§ Aim A: Translate into French the sentence "The verdict was that the whole system would need replacing." from the site diary below.
§ Aim B: Rewrite the passage of the site diary below from "This took me" to "over on site.", replacing "garage area" with "storage shed".

§ Document excerpt:
※ ※ ※
The first job on site was a temporary modification so that we can have our gas bottles delivered.
The gas company is becoming picky about a perceived safety issue and at this rate I will soon run out of hot water.
This took me about an hour and at this point the air con technician arrived.
I have a small Daikin air conditioner in the garage area.
If it was working it would be wonderful to give me a little bit of warmth on the nights that I stay over on site.
However, it is a bit long in the tooth and probably 20 years old.
The verdict was that the whole system would need replacing.
We will get a quote and see if we can afford to proceed. While we are at it we would move the outlet unit to a much more suitable place.
My next job was to move the television antenna to another place.
Currently it is clamped to one of the back wall columns and is preventing me from applying the building wrap.
I had to climb up on top of the second temporary roof, disconnect the feed and remove the unit from its supporting pole.
This was enough to allow me to unclamp the pole and move it to a different anchorage.
At this point Jim and Sandy visited and I drafted them in to helping hoist the mounting pole up to its new position.
Finally in the afternoon I could make a start on the building wrap.
The remnants poking out from the cladding on the East side of the building were a bit tattered and torn.
I very carefully folded them over the top of the new back wall warp.
※ ※ ※
§ Records shown:
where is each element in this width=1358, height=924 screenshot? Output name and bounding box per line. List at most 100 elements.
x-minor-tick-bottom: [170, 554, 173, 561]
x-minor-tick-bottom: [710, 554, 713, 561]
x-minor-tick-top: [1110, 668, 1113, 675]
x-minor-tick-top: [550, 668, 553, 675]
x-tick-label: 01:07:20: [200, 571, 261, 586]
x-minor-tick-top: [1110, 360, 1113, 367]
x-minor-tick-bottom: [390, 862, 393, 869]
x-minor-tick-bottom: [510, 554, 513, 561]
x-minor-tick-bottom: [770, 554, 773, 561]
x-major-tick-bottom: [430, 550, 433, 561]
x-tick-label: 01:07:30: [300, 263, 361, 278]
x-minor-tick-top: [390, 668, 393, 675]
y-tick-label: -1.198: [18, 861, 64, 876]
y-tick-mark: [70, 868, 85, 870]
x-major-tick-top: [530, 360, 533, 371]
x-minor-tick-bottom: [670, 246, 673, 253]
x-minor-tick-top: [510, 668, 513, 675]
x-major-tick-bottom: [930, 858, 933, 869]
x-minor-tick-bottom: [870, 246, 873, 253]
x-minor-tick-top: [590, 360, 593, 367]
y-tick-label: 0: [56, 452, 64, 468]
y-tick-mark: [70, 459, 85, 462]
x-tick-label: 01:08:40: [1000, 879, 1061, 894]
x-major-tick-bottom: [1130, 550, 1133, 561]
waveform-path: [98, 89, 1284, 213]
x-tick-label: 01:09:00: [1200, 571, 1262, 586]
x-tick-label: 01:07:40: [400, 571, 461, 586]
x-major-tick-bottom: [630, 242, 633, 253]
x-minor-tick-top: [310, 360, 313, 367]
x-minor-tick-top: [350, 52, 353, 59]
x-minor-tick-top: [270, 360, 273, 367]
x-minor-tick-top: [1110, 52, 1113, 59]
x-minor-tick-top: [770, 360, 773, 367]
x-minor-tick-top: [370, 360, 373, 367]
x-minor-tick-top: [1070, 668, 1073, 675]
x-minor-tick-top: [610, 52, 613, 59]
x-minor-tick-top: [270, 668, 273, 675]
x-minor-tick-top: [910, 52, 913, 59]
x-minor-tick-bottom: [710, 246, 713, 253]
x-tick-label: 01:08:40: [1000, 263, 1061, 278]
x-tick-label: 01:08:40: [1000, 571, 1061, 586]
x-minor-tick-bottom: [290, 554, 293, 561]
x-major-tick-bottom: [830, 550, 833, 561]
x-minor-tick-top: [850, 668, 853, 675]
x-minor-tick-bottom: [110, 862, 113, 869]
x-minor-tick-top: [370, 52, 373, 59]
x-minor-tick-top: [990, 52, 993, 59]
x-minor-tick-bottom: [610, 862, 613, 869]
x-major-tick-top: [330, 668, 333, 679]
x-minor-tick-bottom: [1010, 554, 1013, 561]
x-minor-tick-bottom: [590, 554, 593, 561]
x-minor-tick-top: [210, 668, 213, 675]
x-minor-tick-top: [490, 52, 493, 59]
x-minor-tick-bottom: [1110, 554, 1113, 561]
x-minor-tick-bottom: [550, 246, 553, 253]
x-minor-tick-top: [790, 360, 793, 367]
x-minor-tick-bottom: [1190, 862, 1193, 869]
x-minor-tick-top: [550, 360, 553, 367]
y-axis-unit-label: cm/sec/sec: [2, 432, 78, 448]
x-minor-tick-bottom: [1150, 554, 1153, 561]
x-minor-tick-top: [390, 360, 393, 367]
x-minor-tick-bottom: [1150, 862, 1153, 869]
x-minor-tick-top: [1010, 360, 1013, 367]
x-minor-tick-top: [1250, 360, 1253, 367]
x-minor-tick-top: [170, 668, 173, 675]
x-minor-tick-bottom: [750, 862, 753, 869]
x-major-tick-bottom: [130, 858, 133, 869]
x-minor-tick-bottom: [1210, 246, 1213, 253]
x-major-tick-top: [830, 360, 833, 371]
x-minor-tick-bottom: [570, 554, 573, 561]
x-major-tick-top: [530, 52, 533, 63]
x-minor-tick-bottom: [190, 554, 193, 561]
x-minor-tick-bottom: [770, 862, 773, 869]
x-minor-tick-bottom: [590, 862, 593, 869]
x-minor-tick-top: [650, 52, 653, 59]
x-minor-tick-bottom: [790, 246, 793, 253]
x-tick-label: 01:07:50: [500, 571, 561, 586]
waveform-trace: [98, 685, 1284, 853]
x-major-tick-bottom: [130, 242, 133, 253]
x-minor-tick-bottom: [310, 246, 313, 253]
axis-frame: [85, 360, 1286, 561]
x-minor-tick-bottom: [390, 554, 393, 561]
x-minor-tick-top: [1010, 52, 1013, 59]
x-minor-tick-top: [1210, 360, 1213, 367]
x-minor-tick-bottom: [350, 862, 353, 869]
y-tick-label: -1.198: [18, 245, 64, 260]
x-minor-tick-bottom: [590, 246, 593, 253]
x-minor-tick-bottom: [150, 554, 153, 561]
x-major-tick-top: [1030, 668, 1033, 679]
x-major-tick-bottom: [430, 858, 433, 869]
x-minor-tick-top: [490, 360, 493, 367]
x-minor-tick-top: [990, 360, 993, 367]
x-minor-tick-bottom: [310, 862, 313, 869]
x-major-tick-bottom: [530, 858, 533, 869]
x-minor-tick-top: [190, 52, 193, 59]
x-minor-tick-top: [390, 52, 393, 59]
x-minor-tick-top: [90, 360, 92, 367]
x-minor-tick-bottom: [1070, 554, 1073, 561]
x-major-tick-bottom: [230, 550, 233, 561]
※ ※ ※
§ Correct answer A: Le verdict était que l'ensemble du système devrait être remplacé.

§ Correct answer B:
This took me about an hour and at this point the air con technician arrived.
I have a small Daikin air conditioner in the storage shed.
If it was working it would be wonderful to give me a little bit of warmth on the nights that I stay over on site.